- [To do] Take from the listing each line that has the string "Renfrew".

- [Records for this task]
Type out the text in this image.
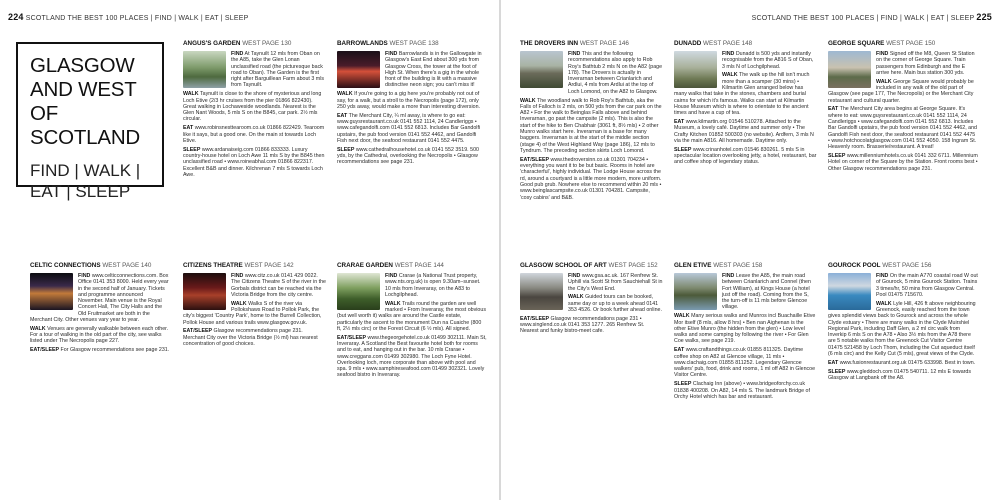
224 SCOTLAND THE BEST 100 PLACES | FIND | WALK | EAT | SLEEP	SCOTLAND THE BEST 100 PLACES | FIND | WALK | EAT | SLEEP 225
GLASGOW AND WEST OF SCOTLAND
FIND | WALK | EAT | SLEEP
ANGUS'S GARDEN WEST PAGE 130
FIND At Taynuilt 12 mls from Oban on the A85, take the Glen Lonan unclassified road (the picturesque back road to Oban). The Garden is the first right after Barguillean Farm about 3 mls from Taynuilt.
WALK Taynuilt is close to the shore of mysterious and long Loch Etive (2/3 hr cruises from the pier 01866 822430). Great walking in Lochaweside woodlands. Nearest is the Glen Nant Woods, 5 mls S on the B845, car park. 2½ mls circular.
EAT www.robinsnesttearoom.co.uk 01866 822429. Tearoom like it says, but a good one. On the main st towards Loch Etive.
SLEEP www.ardanaiseig.com 01866 833333. Luxury country-house hotel on Loch Awe 11 mls S by the B845 then unclassified road • www.roineabhal.com 01866 822317. Excellent B&B and dinner. Kilchrenan 7 mls S towards Loch Awe.
BARROWLANDS WEST PAGE 138
FIND Barrowlands is in the Gallowgate in Glasgow's East End about 300 yds from Glasgow Cross, the tower at the foot of High St. When there's a gig in the whole front of the building is lit with a massive distinctive neon sign; you can't miss it!
WALK If you're going to a gig here you're probably not out of say, for a walk, but a stroll to the Necropolis (page 172), only 250 yds away, would make a more than interesting diversion.
EAT The Merchant City, ¼ ml away, is where to go eat: www.guysrestaurant.co.uk 0141 552 1114, 24 Candleriggs • www.cafegandolfi.com 0141 552 6813. Includes Bar Gandolfi upstairs, the pub food version 0141 552 4462, and Gandolfi Fish next door, the seafood restaurant 0141 552 4475.
SLEEP www.cathedralhousehotel.co.uk 0141 552 3519. 500 yds, by the Cathedral, overlooking the Necropolis • Glasgow recommendations see page 231.
THE DROVERS INN WEST PAGE 146
FIND This and the following recommendations also apply to Rob Roy's Bathtub 2 mls N on the A82 (page 178). The Drovers is actually in Inverarnan between Crianlarich and Ardlui, 4 mls from Ardlui at the top of Loch Lomond, on the A82 to Glasgow.
WALK The woodland walk to Rob Roy's Bathtub, aka the Falls of Falloch is 2 mls, on 500 yds from the car park on the A82 • For the walk to Beinglas Falls above and behind Inverarnan, go past the campsite (2 mls). This is also the start of the hike to Ben Chabhair (3061 ft, 8½ mls) • 2 other Munro walks start here. Inverarnan is a base for many baggers. Inverarnan is at the start of the middle section (stage 4) of the West Highland Way (page 186), 12 mls to Tyndrum. The preceding section skirts Loch Lomond.
EAT/SLEEP www.thedroversinn.co.uk 01301 704234 • everything you want it to be but basic. Rooms in hotel are 'characterful', highly individual. The Lodge House across the rd, around a courtyard is a little more modern, more uniform. Good pub grub. Nowhere else to recommend within 20 mls • www.beinglascampsite.co.uk 01301 704281. Campsite, 'cosy cabins' and B&B.
DUNADD WEST PAGE 148
FIND Dunadd is 500 yds and instantly recognisable from the A816 S of Oban, 3 mls N of Lochgilphead.
WALK The walk up the hill isn't much more than a scamper (30 mins) • Kilmartin Glen arranged below has many walks that take in the stones, chambers and burial cairns for which it's famous. Walks can start at Kilmartin House Museum which is where to orientate to the ancient times and have a cup of tea.
EAT www.kilmartin.org 01546 510278. Attached to the Museum, a lovely café. Daytime and summer only • The Crafty Kitchen 01852 500303 (no website). Ardfern, 3 mls N via the main A816. All homemade. Daytime only.
SLEEP www.crinanhotel.com 01546 830261. 5 mls S in spectacular location overlooking jetty, a hotel, restaurant, bar and coffee shop of legendary status.
GEORGE SQUARE WEST PAGE 150
FIND Signed off the M8, Queen St Station on the corner of George Square. Train passengers from Edinburgh and the E arrive here. Main bus station 300 yds.
WALK George Square would probably be included in any walk of the old part of Glasgow (see page 177, The Necropolis) or the Merchant City restaurant and cultural quarter.
EAT The Merchant City area begins at George Square. It's where to eat: www.guysrestaurant.co.uk 0141 552 1114, 24 Candleriggs • www.cafegandolfi.com 0141 552 6813. Includes Bar Gandolfi upstairs, the pub food version 0141 552 4462, and Gandolfi Fish next door, the seafood restaurant 0141 552 4475 • www.hotchocolatglasgow.com 0141 552 4050. 158 Ingram St. Heavenly room. Brasserie/restaurant. A treat!
SLEEP www.millenniumhotels.co.uk 0141 332 6711. Millennium Hotel on corner of the Square by the Station. Front rooms best • Other Glasgow recommendations page 231.
CELTIC CONNECTIONS WEST PAGE 140
FIND www.celticconnections.com. Box Office 0141 353 8000. Held every year in the second half of January. Tickets and programme announced November. Main venue is the Royal Concert Hall, The City Halls and the Old Fruitmarket are both in the Merchant City. Other venues vary year to year.
WALK Venues are generally walkable between each other. For a tour of walking in the old part of the city, see walks listed under The Necropolis page 227.
EAT/SLEEP For Glasgow recommendations see page 231.
CITIZENS THEATRE WEST PAGE 142
FIND www.citz.co.uk 0141 429 0022. The Citizens Theatre S of the river in the Gorbals district can be reached via the Victoria Bridge from the city centre.
WALK Walks S of the river via Pollokshaws Road to Pollok Park, the city's biggest 'Country Park', home to the Burrell Collection, Pollok House and various trails www.glasgow.gov.uk.
EAT/SLEEP Glasgow recommendations page 231. Merchant City over the Victoria Bridge (½ ml) has nearest concentration of good choices.
CRARAE GARDEN WEST PAGE 144
FIND Crarae (a National Trust property, www.nts.org.uk) is open 9.30am–sunset. 10 mls from Inveraray, on the A83 to Lochgilphead.
WALK Trails round the garden are well marked • From Inveraray, the most obvious (but well worth it) walks are around the Castle estate, particularly the ascent to the monument Dun na Cuaiche (800 ft, 2½ mls circ) or the Forest Circuit (6 ½ mls). All signed.
EAT/SLEEP www.thegeorgehotel.co.uk 01499 302111. Main St, Inveraray. A Scotland the Best favourite hotel both for rooms and to eat, and hanging out in the bar. 10 mls Crarae • www.creggans.com 01499 302980. The Loch Fyne Hotel. Overlooking loch, more corporate than above with pool and spa. 9 mls • www.samphireseafood.com 01499 302321. Lovely seafood bistro in Inveraray.
GLASGOW SCHOOL OF ART WEST PAGE 152
FIND www.gsa.ac.uk. 167 Renfrew St. Uphill via Scott St from Sauchiehall St in the City's West End.
WALK Guided tours can be booked, same day or up to a week ahead 0141 353 4526. Or book further ahead online.
EAT/SLEEP Glasgow recommendations page 231 • www.singlend.co.uk 0141 353 1277. 265 Renfrew St. Nearest and funky bistro-meet cafe.
GLEN ETIVE WEST PAGE 158
FIND Leave the A85, the main road between Crianlarich and Connel (then Fort William), at Kings House (a hotel just off the road). Coming from the S, the turn-off is 11 mls before Glencoe village.
WALK Many serious walks and Munros incl Buachaille Etive Mor itself (8 mls, allow 8 hrs) • Ben nan Aighenan is the other Etive Munro (the hidden from the glen) • Low level walks and some camping by following the river • For Glen Coe walks, see page 219.
EAT www.craftandthings.co.uk 01855 811325. Daytime coffee shop on A82 at Glencoe village, 11 mls • www.clachaig.com 01855 811252. Legendary Glencoe walkers' pub, food, drink and rooms, 1 ml off A82 in Glencoe Visitor Centre.
SLEEP Clachaig Inn (above) • www.bridgeoforchy.co.uk 01838 400208. On A82, 14 mls S. The landmark Bridge of Orchy Hotel which has bar and restaurant.
GOUROCK POOL WEST PAGE 156
FIND On the main A770 coastal road W out of Gourock, 5 mins Gourock Station. Trains 3 times/hr, 50 mins from Glasgow Central. Pool 01475 715670.
WALK Lyle Hill, 426 ft above neighbouring Greenock, easily reached from the town gives splendid views back to Gourock and across the whole Clyde estuary • There are many walks in the Clyde Muirshiel Regional Park, including Daff Glen, a 2 ml circ walk from Inverkip 6 mls S on the A78 • Also 3½ mls from the A78 there are 5 notable walks from the Greenock Cut Visitor Centre 01475 521458 by Loch Thom, including the Cut aqueduct itself (6 mls circ) and the Kelly Cut (5 mls), great views of the Clyde.
EAT www.fusionrestaurant.org.uk 01475 633998. Best in town.
SLEEP www.gleddoch.com 01475 540711. 12 mls E towards Glasgow at Langbank off the A8.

- [Task response]
FIND www.gsa.ac.uk. 167 Renfrew St. Uphill via Scott St from Sauchiehall St in the City's West End.
EAT/SLEEP Glasgow recommendations page 231 • www.singlend.co.uk 0141 353 1277. 265 Renfrew St. Nearest and funky bistro-meet cafe.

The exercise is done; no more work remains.